Material to process
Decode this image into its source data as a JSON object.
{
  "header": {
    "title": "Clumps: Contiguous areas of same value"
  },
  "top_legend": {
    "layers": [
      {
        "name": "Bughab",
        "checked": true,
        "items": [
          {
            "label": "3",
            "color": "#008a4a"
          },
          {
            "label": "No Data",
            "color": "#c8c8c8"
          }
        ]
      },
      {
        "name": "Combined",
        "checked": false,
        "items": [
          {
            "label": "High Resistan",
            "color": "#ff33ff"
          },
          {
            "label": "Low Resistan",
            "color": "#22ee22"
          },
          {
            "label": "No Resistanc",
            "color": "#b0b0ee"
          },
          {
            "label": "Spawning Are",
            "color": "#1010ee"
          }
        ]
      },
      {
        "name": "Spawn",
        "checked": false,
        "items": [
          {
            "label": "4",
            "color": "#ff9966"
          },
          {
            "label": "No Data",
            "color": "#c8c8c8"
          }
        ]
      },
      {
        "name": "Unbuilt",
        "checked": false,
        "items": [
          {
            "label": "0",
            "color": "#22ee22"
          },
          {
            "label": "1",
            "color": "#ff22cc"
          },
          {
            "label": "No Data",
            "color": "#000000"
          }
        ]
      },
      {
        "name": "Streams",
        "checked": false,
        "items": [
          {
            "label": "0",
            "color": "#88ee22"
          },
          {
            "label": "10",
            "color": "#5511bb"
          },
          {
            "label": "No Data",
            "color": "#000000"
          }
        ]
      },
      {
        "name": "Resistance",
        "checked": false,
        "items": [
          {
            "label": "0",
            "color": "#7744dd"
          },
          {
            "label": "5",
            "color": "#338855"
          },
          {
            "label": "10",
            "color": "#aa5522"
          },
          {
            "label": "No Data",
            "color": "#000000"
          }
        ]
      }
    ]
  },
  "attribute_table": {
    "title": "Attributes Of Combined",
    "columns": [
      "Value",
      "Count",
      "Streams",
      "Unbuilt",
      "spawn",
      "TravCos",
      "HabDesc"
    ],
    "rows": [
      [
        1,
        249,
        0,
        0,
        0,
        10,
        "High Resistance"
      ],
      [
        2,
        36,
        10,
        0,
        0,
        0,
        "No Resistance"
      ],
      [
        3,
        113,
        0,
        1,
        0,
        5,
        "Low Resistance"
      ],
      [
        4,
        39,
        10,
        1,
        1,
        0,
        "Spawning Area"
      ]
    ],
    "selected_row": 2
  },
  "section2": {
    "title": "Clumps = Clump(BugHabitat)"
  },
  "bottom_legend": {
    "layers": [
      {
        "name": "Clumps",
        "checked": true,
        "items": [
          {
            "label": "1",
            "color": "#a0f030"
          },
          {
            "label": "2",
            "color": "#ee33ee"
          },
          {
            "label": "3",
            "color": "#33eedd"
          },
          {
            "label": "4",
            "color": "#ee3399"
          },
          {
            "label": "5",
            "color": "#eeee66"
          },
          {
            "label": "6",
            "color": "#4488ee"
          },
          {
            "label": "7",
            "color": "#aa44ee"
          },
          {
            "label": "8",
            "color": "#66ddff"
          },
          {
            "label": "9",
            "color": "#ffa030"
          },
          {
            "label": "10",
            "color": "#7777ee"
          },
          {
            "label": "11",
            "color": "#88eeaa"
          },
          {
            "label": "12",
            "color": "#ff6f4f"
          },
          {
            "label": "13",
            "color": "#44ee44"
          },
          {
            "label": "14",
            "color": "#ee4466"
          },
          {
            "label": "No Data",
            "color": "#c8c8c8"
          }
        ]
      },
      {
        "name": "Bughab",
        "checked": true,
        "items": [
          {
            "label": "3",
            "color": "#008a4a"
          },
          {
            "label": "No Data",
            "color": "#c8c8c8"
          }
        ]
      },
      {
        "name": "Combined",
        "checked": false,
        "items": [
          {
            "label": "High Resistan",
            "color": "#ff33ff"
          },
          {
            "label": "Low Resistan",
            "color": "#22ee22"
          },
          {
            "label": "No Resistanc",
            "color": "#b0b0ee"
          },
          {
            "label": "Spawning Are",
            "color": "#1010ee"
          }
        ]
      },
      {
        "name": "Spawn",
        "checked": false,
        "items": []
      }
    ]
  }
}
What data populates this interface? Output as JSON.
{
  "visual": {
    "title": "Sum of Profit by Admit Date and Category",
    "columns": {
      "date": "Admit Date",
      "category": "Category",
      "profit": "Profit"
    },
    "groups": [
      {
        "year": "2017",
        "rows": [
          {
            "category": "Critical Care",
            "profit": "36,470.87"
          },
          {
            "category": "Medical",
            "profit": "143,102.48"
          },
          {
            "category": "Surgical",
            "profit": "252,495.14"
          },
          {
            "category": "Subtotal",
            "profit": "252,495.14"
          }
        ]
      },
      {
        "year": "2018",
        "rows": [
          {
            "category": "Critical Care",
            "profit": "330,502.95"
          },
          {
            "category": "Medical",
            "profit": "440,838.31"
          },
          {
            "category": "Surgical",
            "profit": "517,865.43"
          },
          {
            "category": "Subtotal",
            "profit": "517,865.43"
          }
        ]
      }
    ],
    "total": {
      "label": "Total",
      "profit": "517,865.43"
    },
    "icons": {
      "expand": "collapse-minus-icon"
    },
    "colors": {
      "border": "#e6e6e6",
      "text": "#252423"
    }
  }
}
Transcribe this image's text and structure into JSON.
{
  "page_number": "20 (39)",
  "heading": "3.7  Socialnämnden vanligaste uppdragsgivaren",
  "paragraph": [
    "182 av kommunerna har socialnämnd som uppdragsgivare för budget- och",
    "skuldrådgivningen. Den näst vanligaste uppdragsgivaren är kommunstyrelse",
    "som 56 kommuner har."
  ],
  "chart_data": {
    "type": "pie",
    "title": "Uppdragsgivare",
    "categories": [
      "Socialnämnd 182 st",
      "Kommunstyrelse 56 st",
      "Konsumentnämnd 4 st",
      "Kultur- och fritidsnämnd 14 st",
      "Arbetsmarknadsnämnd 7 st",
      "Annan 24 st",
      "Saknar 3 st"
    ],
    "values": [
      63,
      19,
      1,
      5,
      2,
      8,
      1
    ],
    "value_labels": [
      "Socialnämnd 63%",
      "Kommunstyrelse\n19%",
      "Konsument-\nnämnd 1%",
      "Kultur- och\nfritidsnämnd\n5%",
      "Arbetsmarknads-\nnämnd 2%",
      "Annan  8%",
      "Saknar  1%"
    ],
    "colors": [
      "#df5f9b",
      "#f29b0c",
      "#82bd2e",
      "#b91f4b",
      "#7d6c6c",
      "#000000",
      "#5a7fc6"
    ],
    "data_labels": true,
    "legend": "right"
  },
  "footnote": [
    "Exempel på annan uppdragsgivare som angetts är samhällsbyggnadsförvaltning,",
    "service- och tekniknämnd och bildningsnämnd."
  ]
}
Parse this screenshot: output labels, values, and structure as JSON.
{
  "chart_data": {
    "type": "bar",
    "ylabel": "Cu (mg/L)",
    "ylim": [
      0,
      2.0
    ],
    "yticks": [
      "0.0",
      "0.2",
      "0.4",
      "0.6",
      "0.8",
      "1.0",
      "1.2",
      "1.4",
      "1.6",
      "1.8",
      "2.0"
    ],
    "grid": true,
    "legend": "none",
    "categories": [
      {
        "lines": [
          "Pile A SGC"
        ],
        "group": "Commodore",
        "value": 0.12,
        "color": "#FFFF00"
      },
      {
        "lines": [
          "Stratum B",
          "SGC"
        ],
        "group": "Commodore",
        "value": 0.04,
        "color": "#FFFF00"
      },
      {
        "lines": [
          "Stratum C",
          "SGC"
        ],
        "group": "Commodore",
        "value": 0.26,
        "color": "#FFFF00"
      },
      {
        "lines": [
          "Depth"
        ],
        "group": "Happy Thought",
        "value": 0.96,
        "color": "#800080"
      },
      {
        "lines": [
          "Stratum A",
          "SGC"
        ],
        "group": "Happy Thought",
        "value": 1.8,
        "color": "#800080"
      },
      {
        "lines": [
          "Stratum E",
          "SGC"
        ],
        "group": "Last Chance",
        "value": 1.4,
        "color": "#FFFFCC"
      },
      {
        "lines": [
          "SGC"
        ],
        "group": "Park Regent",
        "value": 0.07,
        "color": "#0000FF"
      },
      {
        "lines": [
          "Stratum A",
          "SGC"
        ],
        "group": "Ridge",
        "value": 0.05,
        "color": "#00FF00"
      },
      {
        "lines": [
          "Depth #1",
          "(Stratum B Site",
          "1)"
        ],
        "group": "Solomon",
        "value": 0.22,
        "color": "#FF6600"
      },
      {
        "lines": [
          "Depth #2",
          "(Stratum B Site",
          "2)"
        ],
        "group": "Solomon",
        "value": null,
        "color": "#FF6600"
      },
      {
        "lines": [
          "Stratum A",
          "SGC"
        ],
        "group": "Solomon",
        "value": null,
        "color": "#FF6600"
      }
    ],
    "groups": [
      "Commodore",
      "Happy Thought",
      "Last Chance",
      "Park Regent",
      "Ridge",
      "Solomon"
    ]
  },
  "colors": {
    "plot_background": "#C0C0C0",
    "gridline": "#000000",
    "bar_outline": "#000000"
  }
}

Written request
Search the entries for the word "JSON" and copy every line that has it.

Final result
Decode this image into its source data as a JSON object.
What data populates this interface? Output as JSON.
Transcribe this image's text and structure into JSON.
Parse this screenshot: output labels, values, and structure as JSON.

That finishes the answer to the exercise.